Instructions for the task: Leave out the pictures; transcribe all else exactly.

-- Start Data for the task --

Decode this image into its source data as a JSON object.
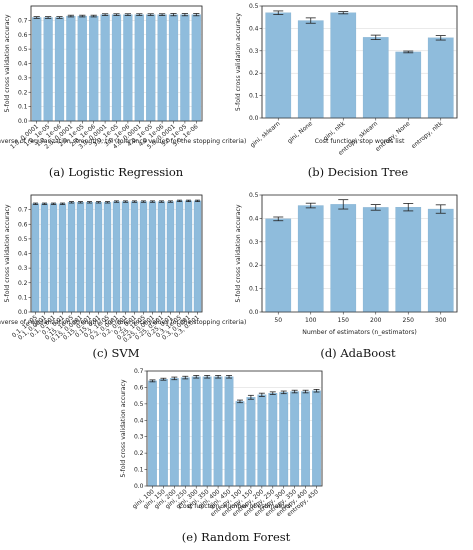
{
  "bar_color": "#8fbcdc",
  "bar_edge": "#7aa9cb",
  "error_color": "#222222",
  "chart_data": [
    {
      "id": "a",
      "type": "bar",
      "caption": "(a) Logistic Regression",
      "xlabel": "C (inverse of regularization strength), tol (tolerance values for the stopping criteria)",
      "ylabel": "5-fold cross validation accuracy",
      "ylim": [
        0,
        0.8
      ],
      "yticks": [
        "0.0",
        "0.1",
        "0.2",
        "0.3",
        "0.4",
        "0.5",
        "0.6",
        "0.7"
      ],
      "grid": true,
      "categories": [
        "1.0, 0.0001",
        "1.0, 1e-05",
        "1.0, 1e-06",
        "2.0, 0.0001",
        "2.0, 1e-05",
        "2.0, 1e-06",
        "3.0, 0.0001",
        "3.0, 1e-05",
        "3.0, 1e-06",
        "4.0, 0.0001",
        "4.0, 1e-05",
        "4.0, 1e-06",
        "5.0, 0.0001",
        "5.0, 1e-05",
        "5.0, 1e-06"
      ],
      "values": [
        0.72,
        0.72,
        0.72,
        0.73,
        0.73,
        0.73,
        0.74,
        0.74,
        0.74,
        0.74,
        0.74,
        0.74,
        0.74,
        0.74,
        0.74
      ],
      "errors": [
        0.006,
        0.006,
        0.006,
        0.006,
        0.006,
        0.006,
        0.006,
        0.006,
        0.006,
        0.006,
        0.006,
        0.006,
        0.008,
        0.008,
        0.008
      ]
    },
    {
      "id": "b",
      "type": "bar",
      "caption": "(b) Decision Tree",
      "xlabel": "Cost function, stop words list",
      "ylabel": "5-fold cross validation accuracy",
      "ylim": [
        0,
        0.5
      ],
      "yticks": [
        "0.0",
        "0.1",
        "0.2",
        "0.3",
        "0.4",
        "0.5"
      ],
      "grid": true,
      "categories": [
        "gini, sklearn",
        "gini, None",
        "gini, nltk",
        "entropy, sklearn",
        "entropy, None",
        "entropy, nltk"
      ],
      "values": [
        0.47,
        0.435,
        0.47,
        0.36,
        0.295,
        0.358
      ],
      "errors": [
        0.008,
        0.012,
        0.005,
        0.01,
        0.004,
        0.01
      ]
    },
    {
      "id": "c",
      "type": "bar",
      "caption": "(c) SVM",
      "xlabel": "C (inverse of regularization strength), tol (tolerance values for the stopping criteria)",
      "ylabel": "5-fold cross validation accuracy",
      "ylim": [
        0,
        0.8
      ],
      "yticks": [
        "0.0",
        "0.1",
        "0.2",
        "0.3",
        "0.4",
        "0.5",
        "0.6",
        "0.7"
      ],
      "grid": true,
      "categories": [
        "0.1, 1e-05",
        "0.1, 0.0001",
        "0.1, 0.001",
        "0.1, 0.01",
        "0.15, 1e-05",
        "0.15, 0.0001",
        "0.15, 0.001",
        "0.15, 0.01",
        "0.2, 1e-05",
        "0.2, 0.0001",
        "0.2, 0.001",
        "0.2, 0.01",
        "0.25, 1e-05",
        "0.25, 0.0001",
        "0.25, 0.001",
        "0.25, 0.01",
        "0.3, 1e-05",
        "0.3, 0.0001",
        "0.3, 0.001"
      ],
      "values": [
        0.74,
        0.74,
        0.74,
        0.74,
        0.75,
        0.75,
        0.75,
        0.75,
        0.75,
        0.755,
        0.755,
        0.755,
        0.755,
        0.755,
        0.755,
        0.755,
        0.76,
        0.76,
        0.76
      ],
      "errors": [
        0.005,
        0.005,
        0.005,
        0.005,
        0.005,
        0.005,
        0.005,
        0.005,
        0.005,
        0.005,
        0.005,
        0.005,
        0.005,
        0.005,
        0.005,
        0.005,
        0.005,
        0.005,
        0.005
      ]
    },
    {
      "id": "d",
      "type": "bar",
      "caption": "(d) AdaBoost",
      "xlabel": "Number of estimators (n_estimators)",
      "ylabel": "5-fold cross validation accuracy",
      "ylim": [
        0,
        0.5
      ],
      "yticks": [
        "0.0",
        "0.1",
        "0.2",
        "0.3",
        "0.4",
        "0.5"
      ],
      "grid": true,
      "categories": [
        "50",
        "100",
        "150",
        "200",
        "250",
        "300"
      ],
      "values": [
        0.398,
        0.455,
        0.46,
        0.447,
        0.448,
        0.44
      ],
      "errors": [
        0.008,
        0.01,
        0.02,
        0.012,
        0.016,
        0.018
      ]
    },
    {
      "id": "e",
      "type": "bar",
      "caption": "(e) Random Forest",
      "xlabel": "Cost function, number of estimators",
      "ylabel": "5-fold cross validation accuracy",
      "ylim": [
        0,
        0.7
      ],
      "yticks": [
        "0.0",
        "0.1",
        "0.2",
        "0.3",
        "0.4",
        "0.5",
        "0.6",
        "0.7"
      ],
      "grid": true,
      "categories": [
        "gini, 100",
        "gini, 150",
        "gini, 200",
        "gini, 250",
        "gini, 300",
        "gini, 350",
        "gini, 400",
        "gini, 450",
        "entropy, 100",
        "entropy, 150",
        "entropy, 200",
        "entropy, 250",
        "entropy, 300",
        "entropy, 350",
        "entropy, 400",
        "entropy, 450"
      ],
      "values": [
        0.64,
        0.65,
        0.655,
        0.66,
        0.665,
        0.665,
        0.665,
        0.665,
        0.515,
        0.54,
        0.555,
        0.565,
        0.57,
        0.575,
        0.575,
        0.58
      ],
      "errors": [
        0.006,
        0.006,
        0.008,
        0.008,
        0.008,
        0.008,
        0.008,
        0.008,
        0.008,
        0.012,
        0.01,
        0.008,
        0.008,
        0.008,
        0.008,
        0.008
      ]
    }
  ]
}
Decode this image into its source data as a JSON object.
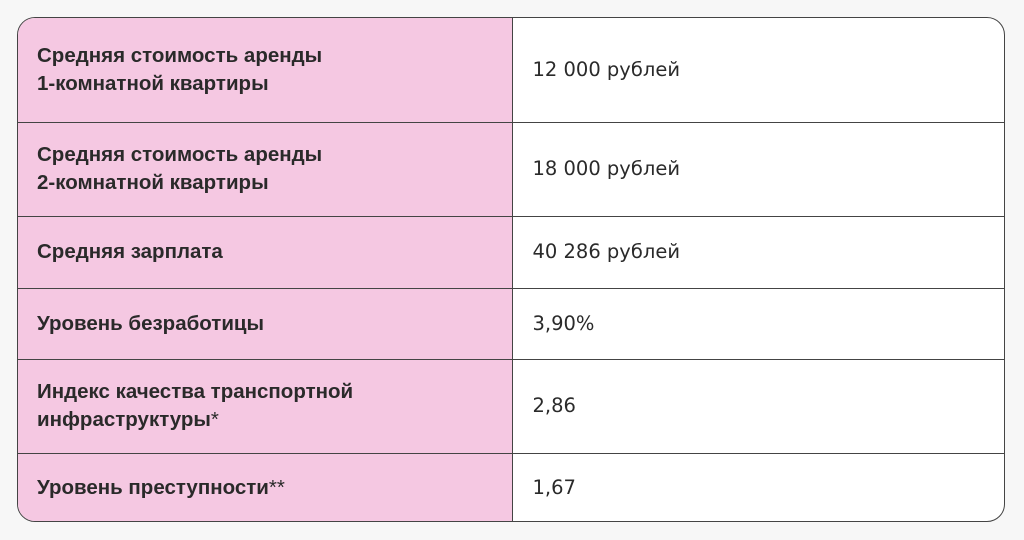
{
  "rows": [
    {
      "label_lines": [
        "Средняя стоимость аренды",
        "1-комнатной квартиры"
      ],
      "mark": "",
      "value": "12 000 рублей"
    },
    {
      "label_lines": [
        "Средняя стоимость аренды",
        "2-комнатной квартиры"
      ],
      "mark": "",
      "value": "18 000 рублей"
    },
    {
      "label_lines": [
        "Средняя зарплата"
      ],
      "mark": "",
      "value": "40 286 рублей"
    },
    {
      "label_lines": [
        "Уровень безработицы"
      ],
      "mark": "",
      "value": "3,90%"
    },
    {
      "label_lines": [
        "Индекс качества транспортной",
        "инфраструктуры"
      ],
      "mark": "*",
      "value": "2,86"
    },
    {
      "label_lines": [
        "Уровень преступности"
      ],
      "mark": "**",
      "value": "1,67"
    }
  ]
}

-- End Data for the task --

Solution:
Decode this image into its source data as a JSON object.
{
  "bar_color": "#8fbcdc",
  "bar_edge": "#7aa9cb",
  "error_color": "#222222",
  "chart_data": [
    {
      "id": "a",
      "type": "bar",
      "caption": "(a) Logistic Regression",
      "xlabel": "C (inverse of regularization strength), tol (tolerance values for the stopping criteria)",
      "ylabel": "5-fold cross validation accuracy",
      "ylim": [
        0,
        0.8
      ],
      "yticks": [
        "0.0",
        "0.1",
        "0.2",
        "0.3",
        "0.4",
        "0.5",
        "0.6",
        "0.7"
      ],
      "grid": true,
      "categories": [
        "1.0, 0.0001",
        "1.0, 1e-05",
        "1.0, 1e-06",
        "2.0, 0.0001",
        "2.0, 1e-05",
        "2.0, 1e-06",
        "3.0, 0.0001",
        "3.0, 1e-05",
        "3.0, 1e-06",
        "4.0, 0.0001",
        "4.0, 1e-05",
        "4.0, 1e-06",
        "5.0, 0.0001",
        "5.0, 1e-05",
        "5.0, 1e-06"
      ],
      "values": [
        0.72,
        0.72,
        0.72,
        0.73,
        0.73,
        0.73,
        0.74,
        0.74,
        0.74,
        0.74,
        0.74,
        0.74,
        0.74,
        0.74,
        0.74
      ],
      "errors": [
        0.006,
        0.006,
        0.006,
        0.006,
        0.006,
        0.006,
        0.006,
        0.006,
        0.006,
        0.006,
        0.006,
        0.006,
        0.008,
        0.008,
        0.008
      ]
    },
    {
      "id": "b",
      "type": "bar",
      "caption": "(b) Decision Tree",
      "xlabel": "Cost function, stop words list",
      "ylabel": "5-fold cross validation accuracy",
      "ylim": [
        0,
        0.5
      ],
      "yticks": [
        "0.0",
        "0.1",
        "0.2",
        "0.3",
        "0.4",
        "0.5"
      ],
      "grid": true,
      "categories": [
        "gini, sklearn",
        "gini, None",
        "gini, nltk",
        "entropy, sklearn",
        "entropy, None",
        "entropy, nltk"
      ],
      "values": [
        0.47,
        0.435,
        0.47,
        0.36,
        0.295,
        0.358
      ],
      "errors": [
        0.008,
        0.012,
        0.005,
        0.01,
        0.004,
        0.01
      ]
    },
    {
      "id": "c",
      "type": "bar",
      "caption": "(c) SVM",
      "xlabel": "C (inverse of regularization strength), tol (tolerance values for the stopping criteria)",
      "ylabel": "5-fold cross validation accuracy",
      "ylim": [
        0,
        0.8
      ],
      "yticks": [
        "0.0",
        "0.1",
        "0.2",
        "0.3",
        "0.4",
        "0.5",
        "0.6",
        "0.7"
      ],
      "grid": true,
      "categories": [
        "0.1, 1e-05",
        "0.1, 0.0001",
        "0.1, 0.001",
        "0.1, 0.01",
        "0.15, 1e-05",
        "0.15, 0.0001",
        "0.15, 0.001",
        "0.15, 0.01",
        "0.2, 1e-05",
        "0.2, 0.0001",
        "0.2, 0.001",
        "0.2, 0.01",
        "0.25, 1e-05",
        "0.25, 0.0001",
        "0.25, 0.001",
        "0.25, 0.01",
        "0.3, 1e-05",
        "0.3, 0.0001",
        "0.3, 0.001"
      ],
      "values": [
        0.74,
        0.74,
        0.74,
        0.74,
        0.75,
        0.75,
        0.75,
        0.75,
        0.75,
        0.755,
        0.755,
        0.755,
        0.755,
        0.755,
        0.755,
        0.755,
        0.76,
        0.76,
        0.76
      ],
      "errors": [
        0.005,
        0.005,
        0.005,
        0.005,
        0.005,
        0.005,
        0.005,
        0.005,
        0.005,
        0.005,
        0.005,
        0.005,
        0.005,
        0.005,
        0.005,
        0.005,
        0.005,
        0.005,
        0.005
      ]
    },
    {
      "id": "d",
      "type": "bar",
      "caption": "(d) AdaBoost",
      "xlabel": "Number of estimators (n_estimators)",
      "ylabel": "5-fold cross validation accuracy",
      "ylim": [
        0,
        0.5
      ],
      "yticks": [
        "0.0",
        "0.1",
        "0.2",
        "0.3",
        "0.4",
        "0.5"
      ],
      "grid": true,
      "categories": [
        "50",
        "100",
        "150",
        "200",
        "250",
        "300"
      ],
      "values": [
        0.398,
        0.455,
        0.46,
        0.447,
        0.448,
        0.44
      ],
      "errors": [
        0.008,
        0.01,
        0.02,
        0.012,
        0.016,
        0.018
      ]
    },
    {
      "id": "e",
      "type": "bar",
      "caption": "(e) Random Forest",
      "xlabel": "Cost function, number of estimators",
      "ylabel": "5-fold cross validation accuracy",
      "ylim": [
        0,
        0.7
      ],
      "yticks": [
        "0.0",
        "0.1",
        "0.2",
        "0.3",
        "0.4",
        "0.5",
        "0.6",
        "0.7"
      ],
      "grid": true,
      "categories": [
        "gini, 100",
        "gini, 150",
        "gini, 200",
        "gini, 250",
        "gini, 300",
        "gini, 350",
        "gini, 400",
        "gini, 450",
        "entropy, 100",
        "entropy, 150",
        "entropy, 200",
        "entropy, 250",
        "entropy, 300",
        "entropy, 350",
        "entropy, 400",
        "entropy, 450"
      ],
      "values": [
        0.64,
        0.65,
        0.655,
        0.66,
        0.665,
        0.665,
        0.665,
        0.665,
        0.515,
        0.54,
        0.555,
        0.565,
        0.57,
        0.575,
        0.575,
        0.58
      ],
      "errors": [
        0.006,
        0.006,
        0.008,
        0.008,
        0.008,
        0.008,
        0.008,
        0.008,
        0.008,
        0.012,
        0.01,
        0.008,
        0.008,
        0.008,
        0.008,
        0.008
      ]
    }
  ]
}
Decode this image into its source data as a JSON object.
{
  "rows": [
    {
      "label_lines": [
        "Средняя стоимость аренды",
        "1-комнатной квартиры"
      ],
      "mark": "",
      "value": "12 000 рублей"
    },
    {
      "label_lines": [
        "Средняя стоимость аренды",
        "2-комнатной квартиры"
      ],
      "mark": "",
      "value": "18 000 рублей"
    },
    {
      "label_lines": [
        "Средняя зарплата"
      ],
      "mark": "",
      "value": "40 286 рублей"
    },
    {
      "label_lines": [
        "Уровень безработицы"
      ],
      "mark": "",
      "value": "3,90%"
    },
    {
      "label_lines": [
        "Индекс качества транспортной",
        "инфраструктуры"
      ],
      "mark": "*",
      "value": "2,86"
    },
    {
      "label_lines": [
        "Уровень преступности"
      ],
      "mark": "**",
      "value": "1,67"
    }
  ]
}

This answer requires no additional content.